== Given request ==
Give every line from the entries that contains "выполнение".

Collection entries
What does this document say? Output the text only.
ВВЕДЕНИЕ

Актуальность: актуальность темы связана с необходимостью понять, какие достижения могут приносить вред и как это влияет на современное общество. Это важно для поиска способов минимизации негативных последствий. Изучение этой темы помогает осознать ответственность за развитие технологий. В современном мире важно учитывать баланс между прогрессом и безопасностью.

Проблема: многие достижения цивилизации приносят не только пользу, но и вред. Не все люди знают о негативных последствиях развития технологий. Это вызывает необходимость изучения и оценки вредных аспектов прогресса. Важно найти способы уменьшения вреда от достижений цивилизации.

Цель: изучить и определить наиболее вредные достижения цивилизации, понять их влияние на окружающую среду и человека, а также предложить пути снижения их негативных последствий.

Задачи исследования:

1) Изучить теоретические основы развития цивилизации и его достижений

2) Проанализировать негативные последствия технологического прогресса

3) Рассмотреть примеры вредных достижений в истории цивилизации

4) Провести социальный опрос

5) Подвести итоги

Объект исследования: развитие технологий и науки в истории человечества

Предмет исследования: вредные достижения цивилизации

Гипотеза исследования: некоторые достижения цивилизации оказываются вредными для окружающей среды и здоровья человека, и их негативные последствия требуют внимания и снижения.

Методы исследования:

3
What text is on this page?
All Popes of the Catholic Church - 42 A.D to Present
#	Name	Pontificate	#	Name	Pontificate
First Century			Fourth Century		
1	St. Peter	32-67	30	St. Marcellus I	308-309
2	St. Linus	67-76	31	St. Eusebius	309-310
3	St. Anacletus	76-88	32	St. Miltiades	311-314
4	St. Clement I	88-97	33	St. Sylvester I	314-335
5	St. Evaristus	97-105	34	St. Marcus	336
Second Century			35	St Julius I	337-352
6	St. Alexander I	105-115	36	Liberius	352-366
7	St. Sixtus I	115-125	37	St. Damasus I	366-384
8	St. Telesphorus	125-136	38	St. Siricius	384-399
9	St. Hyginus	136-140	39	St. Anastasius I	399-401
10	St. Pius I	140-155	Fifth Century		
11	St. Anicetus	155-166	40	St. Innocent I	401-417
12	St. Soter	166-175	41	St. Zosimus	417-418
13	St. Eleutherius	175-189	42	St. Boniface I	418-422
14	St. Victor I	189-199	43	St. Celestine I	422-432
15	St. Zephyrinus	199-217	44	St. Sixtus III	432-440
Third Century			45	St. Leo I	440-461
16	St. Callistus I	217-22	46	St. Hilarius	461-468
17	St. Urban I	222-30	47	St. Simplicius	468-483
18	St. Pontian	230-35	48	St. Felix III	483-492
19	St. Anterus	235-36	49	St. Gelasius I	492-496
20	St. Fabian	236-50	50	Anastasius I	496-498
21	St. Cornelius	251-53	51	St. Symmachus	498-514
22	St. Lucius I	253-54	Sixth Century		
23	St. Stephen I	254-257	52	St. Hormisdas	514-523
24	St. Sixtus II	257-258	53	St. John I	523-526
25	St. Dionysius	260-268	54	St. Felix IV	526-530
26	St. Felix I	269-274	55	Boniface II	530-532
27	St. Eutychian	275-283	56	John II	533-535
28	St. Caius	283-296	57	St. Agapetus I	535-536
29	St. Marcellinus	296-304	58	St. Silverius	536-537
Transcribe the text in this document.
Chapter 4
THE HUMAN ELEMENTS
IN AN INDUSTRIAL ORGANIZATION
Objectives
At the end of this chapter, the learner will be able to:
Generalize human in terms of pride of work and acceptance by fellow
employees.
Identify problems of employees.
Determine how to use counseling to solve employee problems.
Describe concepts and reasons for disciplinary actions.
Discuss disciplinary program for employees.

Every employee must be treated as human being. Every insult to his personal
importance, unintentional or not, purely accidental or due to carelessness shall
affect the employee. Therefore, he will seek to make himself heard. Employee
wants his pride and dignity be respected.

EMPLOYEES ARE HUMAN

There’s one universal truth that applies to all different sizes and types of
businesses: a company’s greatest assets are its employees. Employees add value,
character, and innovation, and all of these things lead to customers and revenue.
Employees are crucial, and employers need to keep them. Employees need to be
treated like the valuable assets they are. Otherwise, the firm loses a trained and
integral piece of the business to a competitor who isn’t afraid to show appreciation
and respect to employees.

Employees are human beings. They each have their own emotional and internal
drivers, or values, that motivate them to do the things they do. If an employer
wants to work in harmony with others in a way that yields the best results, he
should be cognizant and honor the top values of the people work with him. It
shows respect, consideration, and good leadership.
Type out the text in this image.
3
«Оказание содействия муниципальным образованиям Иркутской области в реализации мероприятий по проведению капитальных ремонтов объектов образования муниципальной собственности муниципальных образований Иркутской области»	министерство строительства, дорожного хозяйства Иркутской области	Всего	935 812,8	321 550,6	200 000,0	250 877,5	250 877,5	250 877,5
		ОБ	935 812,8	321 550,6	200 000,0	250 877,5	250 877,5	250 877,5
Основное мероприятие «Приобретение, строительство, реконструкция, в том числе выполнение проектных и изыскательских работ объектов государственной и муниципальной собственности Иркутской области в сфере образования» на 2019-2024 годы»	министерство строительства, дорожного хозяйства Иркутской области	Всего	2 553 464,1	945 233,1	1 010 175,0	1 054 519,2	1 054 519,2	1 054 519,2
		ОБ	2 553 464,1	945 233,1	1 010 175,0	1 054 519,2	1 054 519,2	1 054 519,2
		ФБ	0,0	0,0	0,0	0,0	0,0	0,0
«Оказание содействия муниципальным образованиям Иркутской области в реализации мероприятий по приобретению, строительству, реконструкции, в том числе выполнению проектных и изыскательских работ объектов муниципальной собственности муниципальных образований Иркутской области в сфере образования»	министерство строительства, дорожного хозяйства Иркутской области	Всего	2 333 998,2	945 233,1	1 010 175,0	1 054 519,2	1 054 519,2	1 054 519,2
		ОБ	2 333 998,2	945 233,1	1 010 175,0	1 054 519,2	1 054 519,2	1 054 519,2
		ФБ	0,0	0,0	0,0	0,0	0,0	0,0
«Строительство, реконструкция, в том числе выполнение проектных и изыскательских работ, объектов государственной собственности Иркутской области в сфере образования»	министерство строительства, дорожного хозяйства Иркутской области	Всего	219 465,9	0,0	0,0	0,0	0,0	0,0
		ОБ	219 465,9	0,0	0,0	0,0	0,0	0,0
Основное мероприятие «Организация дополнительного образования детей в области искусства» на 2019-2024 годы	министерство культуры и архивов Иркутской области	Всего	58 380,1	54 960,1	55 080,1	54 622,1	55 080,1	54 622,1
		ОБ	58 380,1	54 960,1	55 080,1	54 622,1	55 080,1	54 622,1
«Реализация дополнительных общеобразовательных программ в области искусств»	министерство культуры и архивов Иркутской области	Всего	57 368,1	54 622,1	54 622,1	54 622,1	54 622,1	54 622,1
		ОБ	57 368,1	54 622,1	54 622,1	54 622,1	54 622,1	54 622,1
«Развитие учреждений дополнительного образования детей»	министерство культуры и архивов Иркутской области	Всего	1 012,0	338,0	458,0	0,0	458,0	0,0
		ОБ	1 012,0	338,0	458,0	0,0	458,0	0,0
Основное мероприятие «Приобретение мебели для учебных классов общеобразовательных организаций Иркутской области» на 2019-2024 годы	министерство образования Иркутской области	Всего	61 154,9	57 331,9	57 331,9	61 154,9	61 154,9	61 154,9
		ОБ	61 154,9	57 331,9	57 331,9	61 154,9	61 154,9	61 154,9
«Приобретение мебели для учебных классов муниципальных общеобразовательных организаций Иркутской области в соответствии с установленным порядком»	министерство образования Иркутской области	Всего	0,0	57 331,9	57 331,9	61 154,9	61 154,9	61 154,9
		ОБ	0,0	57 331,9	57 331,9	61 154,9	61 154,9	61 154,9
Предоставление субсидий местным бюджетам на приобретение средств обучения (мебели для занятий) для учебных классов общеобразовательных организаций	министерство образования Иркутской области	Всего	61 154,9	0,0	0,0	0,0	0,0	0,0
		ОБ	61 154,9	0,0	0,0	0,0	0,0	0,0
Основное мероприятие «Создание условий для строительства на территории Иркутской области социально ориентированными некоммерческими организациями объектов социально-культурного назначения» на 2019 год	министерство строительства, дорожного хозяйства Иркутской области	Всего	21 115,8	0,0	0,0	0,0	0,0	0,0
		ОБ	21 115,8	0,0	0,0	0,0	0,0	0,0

== Correct result ==
Основное мероприятие «Приобретение, строительство, реконструкция, в том числе выполнение проектных и изыскательских работ объектов государственной и муниципальной собственности Иркутской области в сфере образования» на 2019-2024 годы»	министерство строительства, дорожного хозяйства Иркутской области	Всего	2 553 464,1	945 233,1	1 010 175,0	1 054 519,2	1 054 519,2	1 054 519,2
«Строительство, реконструкция, в том числе выполнение проектных и изыскательских работ, объектов государственной собственности Иркутской области в сфере образования»	министерство строительства, дорожного хозяйства Иркутской области	Всего	219 465,9	0,0	0,0	0,0	0,0	0,0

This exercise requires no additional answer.